• _Problem requirements_: Output exactly the lines from the line with "Read out every word on this page." through the end of the records below. Include nothing else.

-- start of Entries provided --

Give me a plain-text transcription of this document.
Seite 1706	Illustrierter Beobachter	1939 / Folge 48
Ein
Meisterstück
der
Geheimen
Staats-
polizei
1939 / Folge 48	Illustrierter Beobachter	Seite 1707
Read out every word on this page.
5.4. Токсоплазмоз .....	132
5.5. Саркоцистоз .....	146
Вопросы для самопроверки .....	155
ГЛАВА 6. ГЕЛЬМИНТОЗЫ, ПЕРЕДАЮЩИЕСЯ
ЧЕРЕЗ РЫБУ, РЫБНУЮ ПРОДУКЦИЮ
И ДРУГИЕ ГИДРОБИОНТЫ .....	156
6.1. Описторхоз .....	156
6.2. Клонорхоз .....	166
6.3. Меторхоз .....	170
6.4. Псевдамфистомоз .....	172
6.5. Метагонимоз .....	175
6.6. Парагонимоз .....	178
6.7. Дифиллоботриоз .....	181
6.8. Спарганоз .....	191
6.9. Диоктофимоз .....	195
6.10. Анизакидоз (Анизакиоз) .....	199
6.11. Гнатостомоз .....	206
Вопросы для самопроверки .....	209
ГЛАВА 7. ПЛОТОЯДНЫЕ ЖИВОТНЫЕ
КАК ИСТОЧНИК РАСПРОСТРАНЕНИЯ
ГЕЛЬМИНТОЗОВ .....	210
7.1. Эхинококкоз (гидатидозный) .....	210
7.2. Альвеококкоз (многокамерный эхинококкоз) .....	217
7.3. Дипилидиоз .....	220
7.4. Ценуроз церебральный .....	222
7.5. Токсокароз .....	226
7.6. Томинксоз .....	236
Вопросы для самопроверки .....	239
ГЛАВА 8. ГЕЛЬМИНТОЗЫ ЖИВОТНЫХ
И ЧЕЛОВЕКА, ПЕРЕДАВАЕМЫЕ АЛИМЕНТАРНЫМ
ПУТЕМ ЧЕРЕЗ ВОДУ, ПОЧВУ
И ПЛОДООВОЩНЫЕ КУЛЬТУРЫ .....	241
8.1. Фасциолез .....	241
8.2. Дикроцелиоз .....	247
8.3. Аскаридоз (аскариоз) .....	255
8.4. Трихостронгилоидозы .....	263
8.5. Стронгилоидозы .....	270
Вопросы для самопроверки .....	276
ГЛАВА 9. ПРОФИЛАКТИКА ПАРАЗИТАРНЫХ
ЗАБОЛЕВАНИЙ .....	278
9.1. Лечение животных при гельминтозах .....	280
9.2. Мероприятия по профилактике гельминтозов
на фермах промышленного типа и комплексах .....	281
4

-- end of Entries provided --

• _Output for this task_:
Read out every word on this page.
5.4. Токсоплазмоз .....	132
5.5. Саркоцистоз .....	146
Вопросы для самопроверки .....	155
ГЛАВА 6. ГЕЛЬМИНТОЗЫ, ПЕРЕДАЮЩИЕСЯ
ЧЕРЕЗ РЫБУ, РЫБНУЮ ПРОДУКЦИЮ
И ДРУГИЕ ГИДРОБИОНТЫ .....	156
6.1. Описторхоз .....	156
6.2. Клонорхоз .....	166
6.3. Меторхоз .....	170
6.4. Псевдамфистомоз .....	172
6.5. Метагонимоз .....	175
6.6. Парагонимоз .....	178
6.7. Дифиллоботриоз .....	181
6.8. Спарганоз .....	191
6.9. Диоктофимоз .....	195
6.10. Анизакидоз (Анизакиоз) .....	199
6.11. Гнатостомоз .....	206
Вопросы для самопроверки .....	209
ГЛАВА 7. ПЛОТОЯДНЫЕ ЖИВОТНЫЕ
КАК ИСТОЧНИК РАСПРОСТРАНЕНИЯ
ГЕЛЬМИНТОЗОВ .....	210
7.1. Эхинококкоз (гидатидозный) .....	210
7.2. Альвеококкоз (многокамерный эхинококкоз) .....	217
7.3. Дипилидиоз .....	220
7.4. Ценуроз церебральный .....	222
7.5. Токсокароз .....	226
7.6. Томинксоз .....	236
Вопросы для самопроверки .....	239
ГЛАВА 8. ГЕЛЬМИНТОЗЫ ЖИВОТНЫХ
И ЧЕЛОВЕКА, ПЕРЕДАВАЕМЫЕ АЛИМЕНТАРНЫМ
ПУТЕМ ЧЕРЕЗ ВОДУ, ПОЧВУ
И ПЛОДООВОЩНЫЕ КУЛЬТУРЫ .....	241
8.1. Фасциолез .....	241
8.2. Дикроцелиоз .....	247
8.3. Аскаридоз (аскариоз) .....	255
8.4. Трихостронгилоидозы .....	263
8.5. Стронгилоидозы .....	270
Вопросы для самопроверки .....	276
ГЛАВА 9. ПРОФИЛАКТИКА ПАРАЗИТАРНЫХ
ЗАБОЛЕВАНИЙ .....	278
9.1. Лечение животных при гельминтозах .....	280
9.2. Мероприятия по профилактике гельминтозов
на фермах промышленного типа и комплексах .....	281
4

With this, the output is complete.